**Set exercise**
Give back each entry unchanged, minus pictures.
-- START OF Material for this task --
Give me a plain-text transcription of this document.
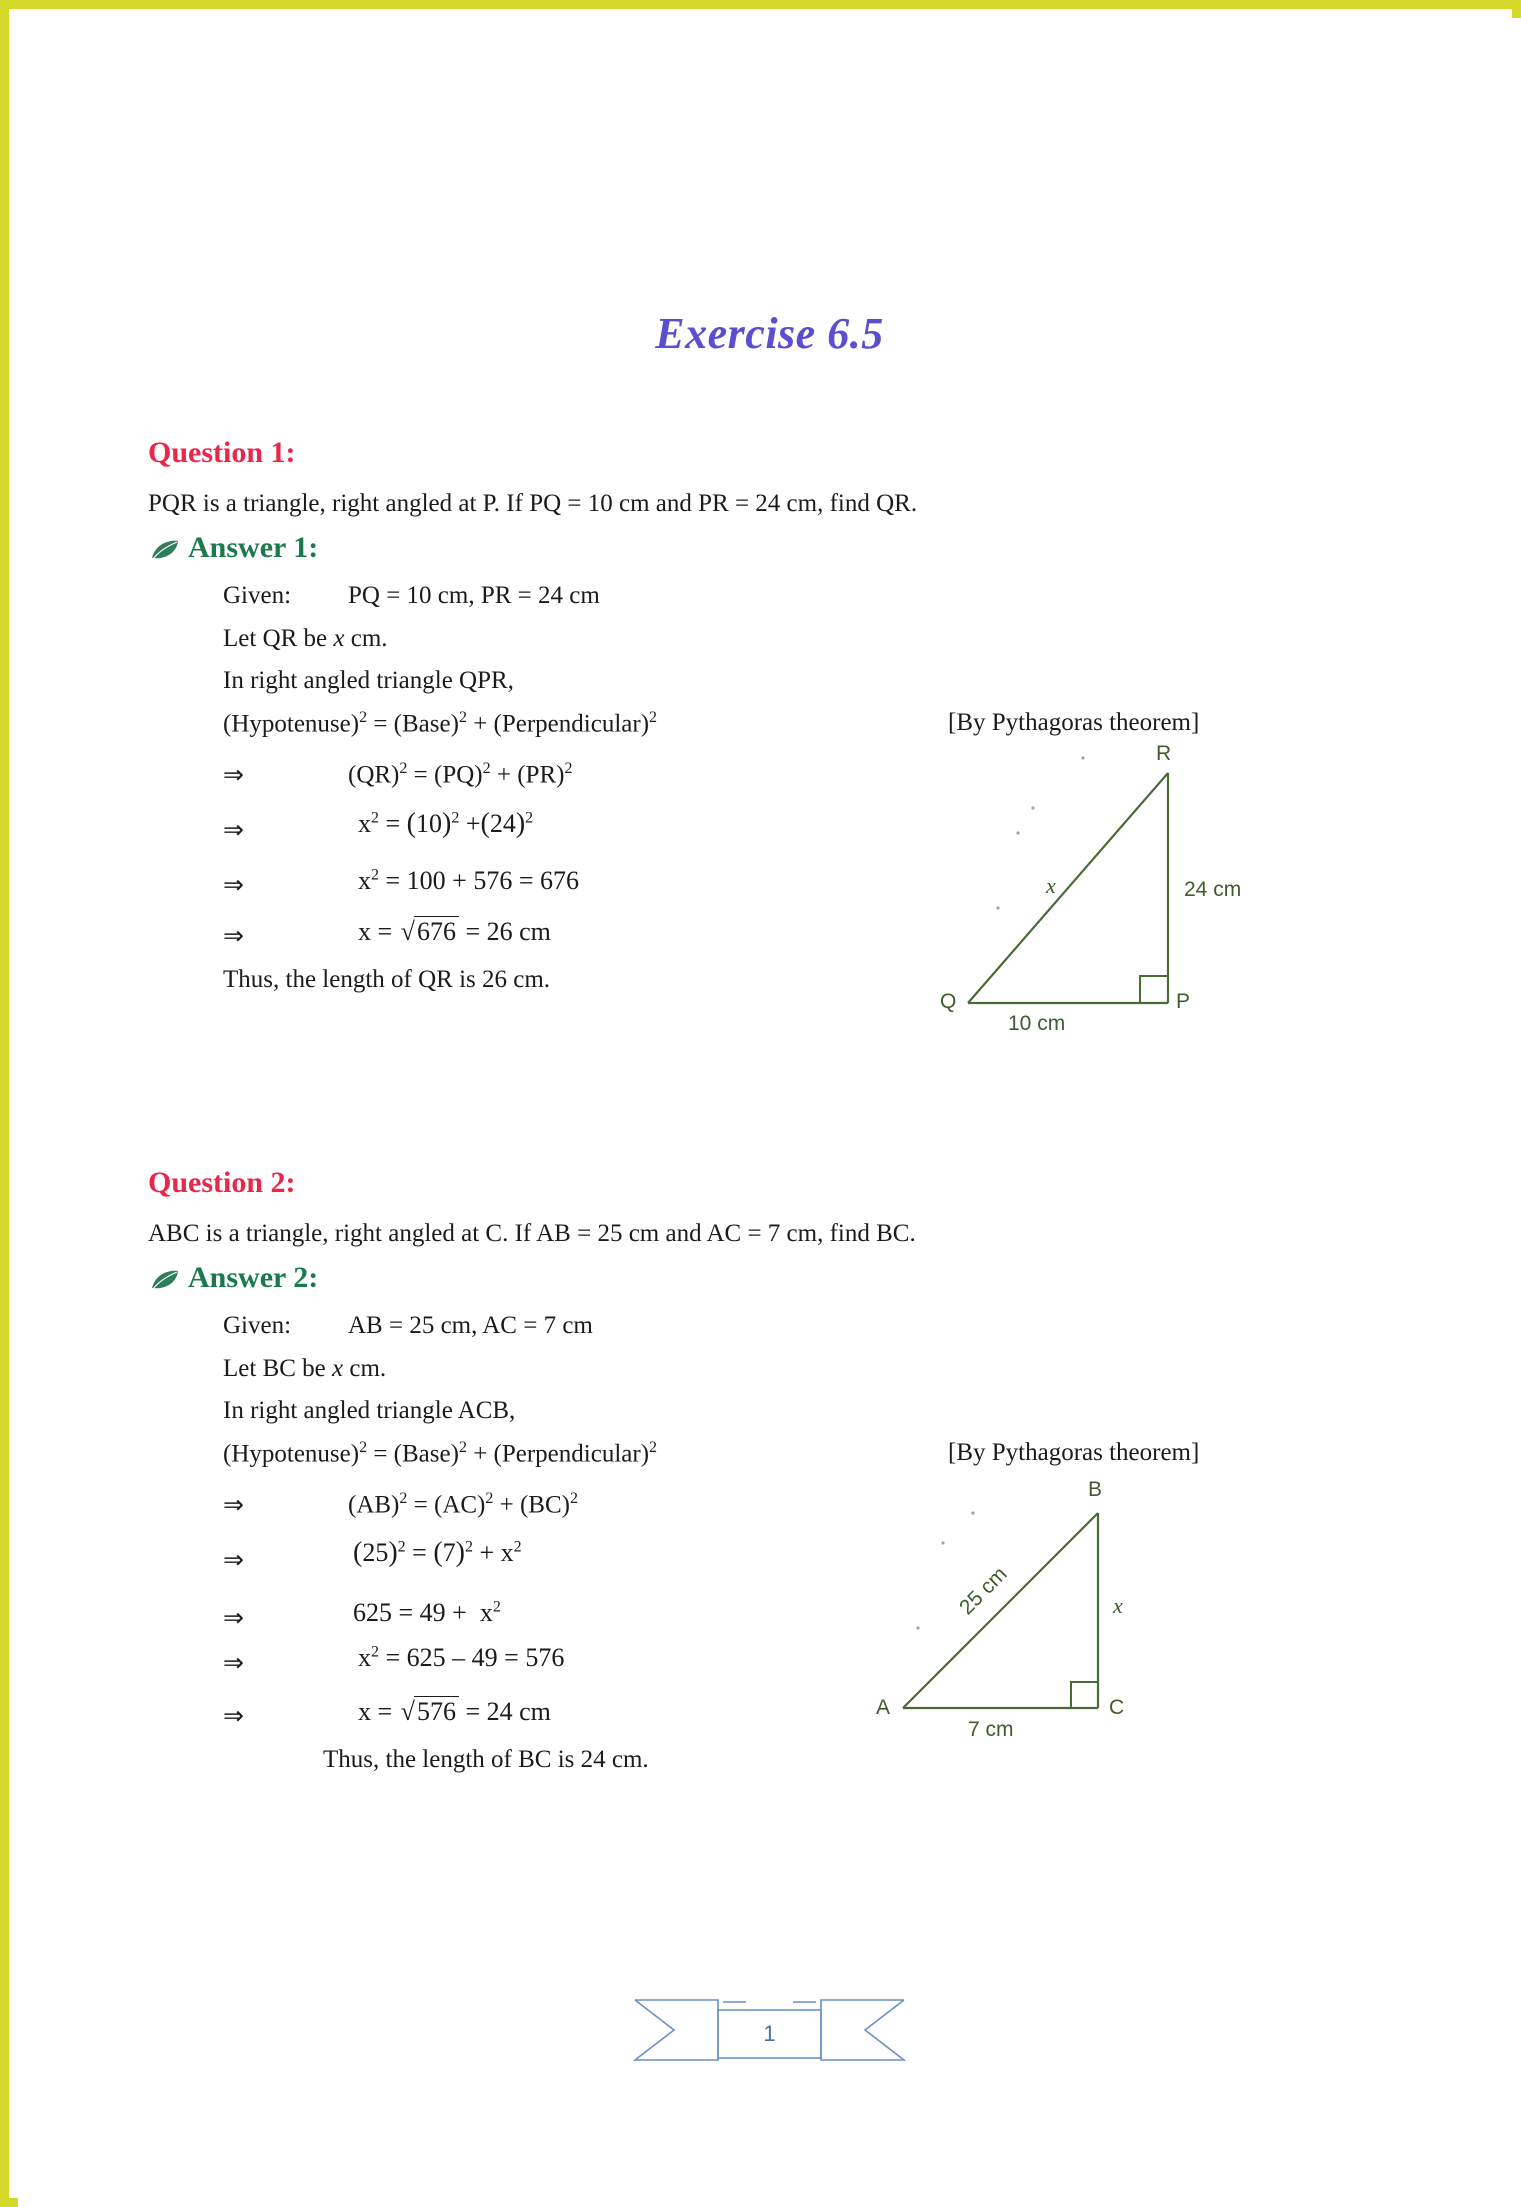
Exercise 6.5
Question 1:
PQR is a triangle, right angled at P. If PQ = 10 cm and PR = 24 cm, find QR.
Answer 1:
Given: PQ = 10 cm, PR = 24 cm
Let QR be x cm.
In right angled triangle QPR,
(Hypotenuse)$^2$ = (Base)$^2$ + (Perpendicular)$^2$	[By Pythagoras theorem]
⇒	(QR)$^2$ = (PQ)$^2$ + (PR)$^2$
⇒	$x^2 = (10)^2 +(24)^2$
⇒	$x^2 = 100 + 576 = 676$
⇒	x = √676 = 26 cm
Thus, the length of QR is 26 cm.
R
Q	P
x	24 cm
10 cm
Question 2:
ABC is a triangle, right angled at C. If AB = 25 cm and AC = 7 cm, find BC.
Answer 2:
Given: AB = 25 cm, AC = 7 cm
Let BC be x cm.
In right angled triangle ACB,
(Hypotenuse)$^2$ = (Base)$^2$ + (Perpendicular)$^2$	[By Pythagoras theorem]
⇒	(AB)$^2$ = (AC)$^2$ + (BC)$^2$
⇒	$(25)^2 = (7)^2 + x^2$
⇒	$625 = 49 + x^2$
⇒	$x^2 = 625 - 49 = 576$
⇒	x = √576 = 24 cm
Thus, the length of BC is 24 cm.
B
A	C
25 cm	x
7 cm
1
-- END OF Material for this task --
**Answer to the problem**
Give me a plain-text transcription of this document.
Exercise 6.5
Question 1:
PQR is a triangle, right angled at P. If PQ = 10 cm and PR = 24 cm, find QR.
Answer 1:
Given: PQ = 10 cm, PR = 24 cm
Let QR be x cm.
In right angled triangle QPR,
(Hypotenuse)$^2$ = (Base)$^2$ + (Perpendicular)$^2$	[By Pythagoras theorem]
⇒	(QR)$^2$ = (PQ)$^2$ + (PR)$^2$
⇒	$x^2 = (10)^2 +(24)^2$
⇒	$x^2 = 100 + 576 = 676$
⇒	x = √676 = 26 cm
Thus, the length of QR is 26 cm.
R
Q	P
x	24 cm
10 cm
Question 2:
ABC is a triangle, right angled at C. If AB = 25 cm and AC = 7 cm, find BC.
Answer 2:
Given: AB = 25 cm, AC = 7 cm
Let BC be x cm.
In right angled triangle ACB,
(Hypotenuse)$^2$ = (Base)$^2$ + (Perpendicular)$^2$	[By Pythagoras theorem]
⇒	(AB)$^2$ = (AC)$^2$ + (BC)$^2$
⇒	$(25)^2 = (7)^2 + x^2$
⇒	$625 = 49 + x^2$
⇒	$x^2 = 625 - 49 = 576$
⇒	x = √576 = 24 cm
Thus, the length of BC is 24 cm.
B
A	C
25 cm	x
7 cm
1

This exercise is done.